## WORK TO DO
Would you retype all of these records exactly?

-- BEGIN SUPPLIED RECORDS --

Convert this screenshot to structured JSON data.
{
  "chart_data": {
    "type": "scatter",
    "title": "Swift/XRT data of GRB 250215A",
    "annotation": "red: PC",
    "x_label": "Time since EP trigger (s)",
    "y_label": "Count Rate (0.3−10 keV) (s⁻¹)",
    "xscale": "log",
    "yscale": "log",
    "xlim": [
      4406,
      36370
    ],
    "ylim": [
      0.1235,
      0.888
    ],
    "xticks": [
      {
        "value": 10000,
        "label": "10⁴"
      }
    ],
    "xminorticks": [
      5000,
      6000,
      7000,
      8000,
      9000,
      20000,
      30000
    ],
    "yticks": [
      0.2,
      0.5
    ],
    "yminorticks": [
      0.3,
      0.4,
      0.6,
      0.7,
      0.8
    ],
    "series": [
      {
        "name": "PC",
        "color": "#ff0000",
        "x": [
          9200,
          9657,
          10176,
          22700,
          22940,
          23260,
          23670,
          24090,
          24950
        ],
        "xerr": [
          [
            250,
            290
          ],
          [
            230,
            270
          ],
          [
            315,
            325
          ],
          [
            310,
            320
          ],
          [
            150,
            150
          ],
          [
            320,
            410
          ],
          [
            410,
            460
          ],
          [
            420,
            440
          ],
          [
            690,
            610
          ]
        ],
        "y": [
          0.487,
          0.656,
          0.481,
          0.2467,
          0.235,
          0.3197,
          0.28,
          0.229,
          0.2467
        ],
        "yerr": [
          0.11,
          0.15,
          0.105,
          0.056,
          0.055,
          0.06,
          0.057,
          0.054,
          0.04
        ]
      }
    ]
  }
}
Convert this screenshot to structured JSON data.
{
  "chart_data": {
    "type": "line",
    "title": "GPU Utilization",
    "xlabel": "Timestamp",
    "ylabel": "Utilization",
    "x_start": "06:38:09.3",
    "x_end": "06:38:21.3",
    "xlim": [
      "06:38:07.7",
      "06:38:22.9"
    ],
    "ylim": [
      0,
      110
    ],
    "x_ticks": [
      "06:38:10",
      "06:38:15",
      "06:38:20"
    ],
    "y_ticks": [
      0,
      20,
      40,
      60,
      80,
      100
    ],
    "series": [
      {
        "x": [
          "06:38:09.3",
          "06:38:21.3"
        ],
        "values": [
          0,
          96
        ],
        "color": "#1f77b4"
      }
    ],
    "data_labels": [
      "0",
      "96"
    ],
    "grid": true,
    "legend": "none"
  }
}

-- END SUPPLIED RECORDS --

## EXERCISE RESPONSE
Convert this screenshot to structured JSON data.
{
  "chart_data": {
    "type": "scatter",
    "title": "Swift/XRT data of GRB 250215A",
    "annotation": "red: PC",
    "x_label": "Time since EP trigger (s)",
    "y_label": "Count Rate (0.3−10 keV) (s⁻¹)",
    "xscale": "log",
    "yscale": "log",
    "xlim": [
      4406,
      36370
    ],
    "ylim": [
      0.1235,
      0.888
    ],
    "xticks": [
      {
        "value": 10000,
        "label": "10⁴"
      }
    ],
    "xminorticks": [
      5000,
      6000,
      7000,
      8000,
      9000,
      20000,
      30000
    ],
    "yticks": [
      0.2,
      0.5
    ],
    "yminorticks": [
      0.3,
      0.4,
      0.6,
      0.7,
      0.8
    ],
    "series": [
      {
        "name": "PC",
        "color": "#ff0000",
        "x": [
          9200,
          9657,
          10176,
          22700,
          22940,
          23260,
          23670,
          24090,
          24950
        ],
        "xerr": [
          [
            250,
            290
          ],
          [
            230,
            270
          ],
          [
            315,
            325
          ],
          [
            310,
            320
          ],
          [
            150,
            150
          ],
          [
            320,
            410
          ],
          [
            410,
            460
          ],
          [
            420,
            440
          ],
          [
            690,
            610
          ]
        ],
        "y": [
          0.487,
          0.656,
          0.481,
          0.2467,
          0.235,
          0.3197,
          0.28,
          0.229,
          0.2467
        ],
        "yerr": [
          0.11,
          0.15,
          0.105,
          0.056,
          0.055,
          0.06,
          0.057,
          0.054,
          0.04
        ]
      }
    ]
  }
}
Convert this screenshot to structured JSON data.
{
  "chart_data": {
    "type": "line",
    "title": "GPU Utilization",
    "xlabel": "Timestamp",
    "ylabel": "Utilization",
    "x_start": "06:38:09.3",
    "x_end": "06:38:21.3",
    "xlim": [
      "06:38:07.7",
      "06:38:22.9"
    ],
    "ylim": [
      0,
      110
    ],
    "x_ticks": [
      "06:38:10",
      "06:38:15",
      "06:38:20"
    ],
    "y_ticks": [
      0,
      20,
      40,
      60,
      80,
      100
    ],
    "series": [
      {
        "x": [
          "06:38:09.3",
          "06:38:21.3"
        ],
        "values": [
          0,
          96
        ],
        "color": "#1f77b4"
      }
    ],
    "data_labels": [
      "0",
      "96"
    ],
    "grid": true,
    "legend": "none"
  }
}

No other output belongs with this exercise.